Show, in full, each line of the data that contains "name".

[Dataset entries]
··········

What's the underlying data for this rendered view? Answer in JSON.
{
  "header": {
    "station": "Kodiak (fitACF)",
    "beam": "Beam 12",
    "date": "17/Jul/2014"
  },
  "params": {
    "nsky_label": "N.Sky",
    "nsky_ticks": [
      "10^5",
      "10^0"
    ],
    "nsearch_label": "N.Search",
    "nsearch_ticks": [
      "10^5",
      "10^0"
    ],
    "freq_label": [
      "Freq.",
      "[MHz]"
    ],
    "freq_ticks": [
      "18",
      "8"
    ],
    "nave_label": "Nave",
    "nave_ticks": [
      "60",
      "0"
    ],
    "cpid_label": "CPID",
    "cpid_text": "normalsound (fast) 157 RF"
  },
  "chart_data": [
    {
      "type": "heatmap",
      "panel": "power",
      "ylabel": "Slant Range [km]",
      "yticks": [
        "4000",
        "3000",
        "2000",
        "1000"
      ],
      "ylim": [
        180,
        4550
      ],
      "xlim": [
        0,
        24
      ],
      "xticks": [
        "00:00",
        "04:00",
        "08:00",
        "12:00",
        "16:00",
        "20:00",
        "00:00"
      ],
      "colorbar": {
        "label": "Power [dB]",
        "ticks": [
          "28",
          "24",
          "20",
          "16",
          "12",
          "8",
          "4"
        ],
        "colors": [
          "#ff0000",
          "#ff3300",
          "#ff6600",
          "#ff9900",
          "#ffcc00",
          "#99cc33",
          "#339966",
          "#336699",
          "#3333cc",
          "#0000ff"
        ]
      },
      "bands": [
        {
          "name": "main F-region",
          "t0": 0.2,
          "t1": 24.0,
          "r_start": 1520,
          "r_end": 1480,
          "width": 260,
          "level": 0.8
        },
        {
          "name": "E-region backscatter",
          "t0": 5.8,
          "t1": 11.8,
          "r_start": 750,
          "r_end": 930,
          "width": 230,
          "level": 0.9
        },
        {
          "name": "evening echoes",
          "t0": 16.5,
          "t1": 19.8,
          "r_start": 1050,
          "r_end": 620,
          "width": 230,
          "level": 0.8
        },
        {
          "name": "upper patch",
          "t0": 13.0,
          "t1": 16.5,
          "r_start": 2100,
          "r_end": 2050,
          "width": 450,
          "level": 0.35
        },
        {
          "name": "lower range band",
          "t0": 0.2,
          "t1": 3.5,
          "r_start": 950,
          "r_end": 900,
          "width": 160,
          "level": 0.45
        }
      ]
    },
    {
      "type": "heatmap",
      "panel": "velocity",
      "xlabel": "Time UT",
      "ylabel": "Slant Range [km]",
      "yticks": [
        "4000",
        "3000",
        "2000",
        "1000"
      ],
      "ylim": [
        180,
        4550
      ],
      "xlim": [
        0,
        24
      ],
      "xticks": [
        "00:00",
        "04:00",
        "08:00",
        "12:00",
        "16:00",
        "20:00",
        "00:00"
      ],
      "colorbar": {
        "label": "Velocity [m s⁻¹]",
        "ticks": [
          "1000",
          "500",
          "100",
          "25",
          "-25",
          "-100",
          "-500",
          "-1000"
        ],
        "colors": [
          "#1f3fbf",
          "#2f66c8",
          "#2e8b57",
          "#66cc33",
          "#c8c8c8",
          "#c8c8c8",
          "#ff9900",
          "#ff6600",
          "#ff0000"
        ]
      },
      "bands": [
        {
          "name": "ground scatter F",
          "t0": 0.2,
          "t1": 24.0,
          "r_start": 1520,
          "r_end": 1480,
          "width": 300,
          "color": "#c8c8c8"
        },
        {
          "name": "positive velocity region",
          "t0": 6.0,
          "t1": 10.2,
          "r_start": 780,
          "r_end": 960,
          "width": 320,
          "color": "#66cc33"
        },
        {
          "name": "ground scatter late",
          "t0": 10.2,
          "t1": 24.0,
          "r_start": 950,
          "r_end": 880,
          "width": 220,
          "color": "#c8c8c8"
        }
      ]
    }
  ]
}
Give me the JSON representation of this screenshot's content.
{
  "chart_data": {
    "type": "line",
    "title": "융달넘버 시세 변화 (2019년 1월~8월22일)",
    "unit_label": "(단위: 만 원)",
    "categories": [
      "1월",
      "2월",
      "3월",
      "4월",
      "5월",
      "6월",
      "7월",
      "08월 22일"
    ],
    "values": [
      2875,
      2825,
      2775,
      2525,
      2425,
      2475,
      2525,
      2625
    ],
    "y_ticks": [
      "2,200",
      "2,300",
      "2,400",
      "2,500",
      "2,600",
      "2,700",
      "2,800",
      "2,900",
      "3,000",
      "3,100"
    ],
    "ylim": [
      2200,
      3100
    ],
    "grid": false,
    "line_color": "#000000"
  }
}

··········

## Response to this exercise
          "name": "main F-region",
          "name": "E-region backscatter",
          "name": "evening echoes",
          "name": "upper patch",
          "name": "lower range band",
          "name": "ground scatter F",
          "name": "positive velocity region",
          "name": "ground scatter late",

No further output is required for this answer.